- DIRECTIONS FOR THIS TASK:
Write out the whole listing word for word.

DATA LINES start

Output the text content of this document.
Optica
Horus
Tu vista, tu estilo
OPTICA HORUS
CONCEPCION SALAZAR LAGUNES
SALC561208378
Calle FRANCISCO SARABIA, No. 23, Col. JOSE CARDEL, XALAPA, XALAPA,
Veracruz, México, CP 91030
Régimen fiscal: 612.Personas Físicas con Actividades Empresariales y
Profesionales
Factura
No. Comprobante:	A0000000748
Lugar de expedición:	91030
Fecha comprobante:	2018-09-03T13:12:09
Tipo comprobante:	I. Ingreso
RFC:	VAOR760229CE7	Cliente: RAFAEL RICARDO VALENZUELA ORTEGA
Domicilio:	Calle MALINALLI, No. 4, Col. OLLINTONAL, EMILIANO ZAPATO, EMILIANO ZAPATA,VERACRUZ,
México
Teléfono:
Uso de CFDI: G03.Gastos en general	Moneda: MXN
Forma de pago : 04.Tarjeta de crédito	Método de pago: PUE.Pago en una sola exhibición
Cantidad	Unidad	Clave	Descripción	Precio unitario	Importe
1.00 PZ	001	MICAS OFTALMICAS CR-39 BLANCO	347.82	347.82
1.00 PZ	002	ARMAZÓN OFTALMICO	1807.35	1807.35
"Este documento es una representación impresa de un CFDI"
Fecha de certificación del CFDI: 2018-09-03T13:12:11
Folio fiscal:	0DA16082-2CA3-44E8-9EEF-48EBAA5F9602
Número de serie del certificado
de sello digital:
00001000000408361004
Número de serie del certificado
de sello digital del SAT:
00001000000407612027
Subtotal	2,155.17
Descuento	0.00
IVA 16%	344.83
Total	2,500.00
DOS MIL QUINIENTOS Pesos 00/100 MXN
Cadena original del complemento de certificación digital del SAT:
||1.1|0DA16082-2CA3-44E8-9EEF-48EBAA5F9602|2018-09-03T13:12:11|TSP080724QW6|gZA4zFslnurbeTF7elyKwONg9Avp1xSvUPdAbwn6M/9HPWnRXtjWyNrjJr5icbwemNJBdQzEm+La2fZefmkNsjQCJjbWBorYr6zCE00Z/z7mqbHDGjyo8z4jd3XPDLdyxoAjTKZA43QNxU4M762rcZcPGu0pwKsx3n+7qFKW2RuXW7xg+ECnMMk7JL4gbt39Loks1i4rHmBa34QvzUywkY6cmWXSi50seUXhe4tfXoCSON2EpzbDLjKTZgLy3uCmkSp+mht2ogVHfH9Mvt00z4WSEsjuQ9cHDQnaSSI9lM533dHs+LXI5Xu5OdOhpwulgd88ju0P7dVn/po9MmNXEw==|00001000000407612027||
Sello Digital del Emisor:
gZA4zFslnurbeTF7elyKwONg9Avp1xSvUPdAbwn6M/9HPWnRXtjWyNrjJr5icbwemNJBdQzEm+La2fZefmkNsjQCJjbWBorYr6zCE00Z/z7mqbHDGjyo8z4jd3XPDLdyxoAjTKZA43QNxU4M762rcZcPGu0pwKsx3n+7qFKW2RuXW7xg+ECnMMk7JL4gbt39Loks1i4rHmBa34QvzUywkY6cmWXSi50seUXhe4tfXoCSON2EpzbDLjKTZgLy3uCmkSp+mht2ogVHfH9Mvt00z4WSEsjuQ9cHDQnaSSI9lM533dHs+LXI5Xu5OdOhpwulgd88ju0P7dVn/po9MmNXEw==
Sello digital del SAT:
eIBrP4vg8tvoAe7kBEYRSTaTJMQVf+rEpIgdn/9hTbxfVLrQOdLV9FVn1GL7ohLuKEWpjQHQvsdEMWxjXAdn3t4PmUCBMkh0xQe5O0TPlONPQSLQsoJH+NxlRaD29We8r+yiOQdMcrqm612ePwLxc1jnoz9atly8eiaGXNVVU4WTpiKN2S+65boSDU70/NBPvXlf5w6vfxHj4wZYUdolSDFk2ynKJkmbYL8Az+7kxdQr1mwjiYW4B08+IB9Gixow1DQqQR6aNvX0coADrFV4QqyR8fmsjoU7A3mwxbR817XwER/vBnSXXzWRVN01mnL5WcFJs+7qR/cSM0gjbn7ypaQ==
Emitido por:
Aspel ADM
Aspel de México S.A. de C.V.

DATA LINES end

- ANSWER FOR THIS EXERCISE:
Output the text content of this document.
Optica
Horus
Tu vista, tu estilo
OPTICA HORUS
CONCEPCION SALAZAR LAGUNES
SALC561208378
Calle FRANCISCO SARABIA, No. 23, Col. JOSE CARDEL, XALAPA, XALAPA,
Veracruz, México, CP 91030
Régimen fiscal: 612.Personas Físicas con Actividades Empresariales y
Profesionales
Factura
No. Comprobante:	A0000000748
Lugar de expedición:	91030
Fecha comprobante:	2018-09-03T13:12:09
Tipo comprobante:	I. Ingreso
RFC:	VAOR760229CE7	Cliente: RAFAEL RICARDO VALENZUELA ORTEGA
Domicilio:	Calle MALINALLI, No. 4, Col. OLLINTONAL, EMILIANO ZAPATO, EMILIANO ZAPATA,VERACRUZ,
México
Teléfono:
Uso de CFDI: G03.Gastos en general	Moneda: MXN
Forma de pago : 04.Tarjeta de crédito	Método de pago: PUE.Pago en una sola exhibición
Cantidad	Unidad	Clave	Descripción	Precio unitario	Importe
1.00 PZ	001	MICAS OFTALMICAS CR-39 BLANCO	347.82	347.82
1.00 PZ	002	ARMAZÓN OFTALMICO	1807.35	1807.35
"Este documento es una representación impresa de un CFDI"
Fecha de certificación del CFDI: 2018-09-03T13:12:11
Folio fiscal:	0DA16082-2CA3-44E8-9EEF-48EBAA5F9602
Número de serie del certificado
de sello digital:
00001000000408361004
Número de serie del certificado
de sello digital del SAT:
00001000000407612027
Subtotal	2,155.17
Descuento	0.00
IVA 16%	344.83
Total	2,500.00
DOS MIL QUINIENTOS Pesos 00/100 MXN
Cadena original del complemento de certificación digital del SAT:
||1.1|0DA16082-2CA3-44E8-9EEF-48EBAA5F9602|2018-09-03T13:12:11|TSP080724QW6|gZA4zFslnurbeTF7elyKwONg9Avp1xSvUPdAbwn6M/9HPWnRXtjWyNrjJr5icbwemNJBdQzEm+La2fZefmkNsjQCJjbWBorYr6zCE00Z/z7mqbHDGjyo8z4jd3XPDLdyxoAjTKZA43QNxU4M762rcZcPGu0pwKsx3n+7qFKW2RuXW7xg+ECnMMk7JL4gbt39Loks1i4rHmBa34QvzUywkY6cmWXSi50seUXhe4tfXoCSON2EpzbDLjKTZgLy3uCmkSp+mht2ogVHfH9Mvt00z4WSEsjuQ9cHDQnaSSI9lM533dHs+LXI5Xu5OdOhpwulgd88ju0P7dVn/po9MmNXEw==|00001000000407612027||
Sello Digital del Emisor:
gZA4zFslnurbeTF7elyKwONg9Avp1xSvUPdAbwn6M/9HPWnRXtjWyNrjJr5icbwemNJBdQzEm+La2fZefmkNsjQCJjbWBorYr6zCE00Z/z7mqbHDGjyo8z4jd3XPDLdyxoAjTKZA43QNxU4M762rcZcPGu0pwKsx3n+7qFKW2RuXW7xg+ECnMMk7JL4gbt39Loks1i4rHmBa34QvzUywkY6cmWXSi50seUXhe4tfXoCSON2EpzbDLjKTZgLy3uCmkSp+mht2ogVHfH9Mvt00z4WSEsjuQ9cHDQnaSSI9lM533dHs+LXI5Xu5OdOhpwulgd88ju0P7dVn/po9MmNXEw==
Sello digital del SAT:
eIBrP4vg8tvoAe7kBEYRSTaTJMQVf+rEpIgdn/9hTbxfVLrQOdLV9FVn1GL7ohLuKEWpjQHQvsdEMWxjXAdn3t4PmUCBMkh0xQe5O0TPlONPQSLQsoJH+NxlRaD29We8r+yiOQdMcrqm612ePwLxc1jnoz9atly8eiaGXNVVU4WTpiKN2S+65boSDU70/NBPvXlf5w6vfxHj4wZYUdolSDFk2ynKJkmbYL8Az+7kxdQr1mwjiYW4B08+IB9Gixow1DQqQR6aNvX0coADrFV4QqyR8fmsjoU7A3mwxbR817XwER/vBnSXXzWRVN01mnL5WcFJs+7qR/cSM0gjbn7ypaQ==
Emitido por:
Aspel ADM
Aspel de México S.A. de C.V.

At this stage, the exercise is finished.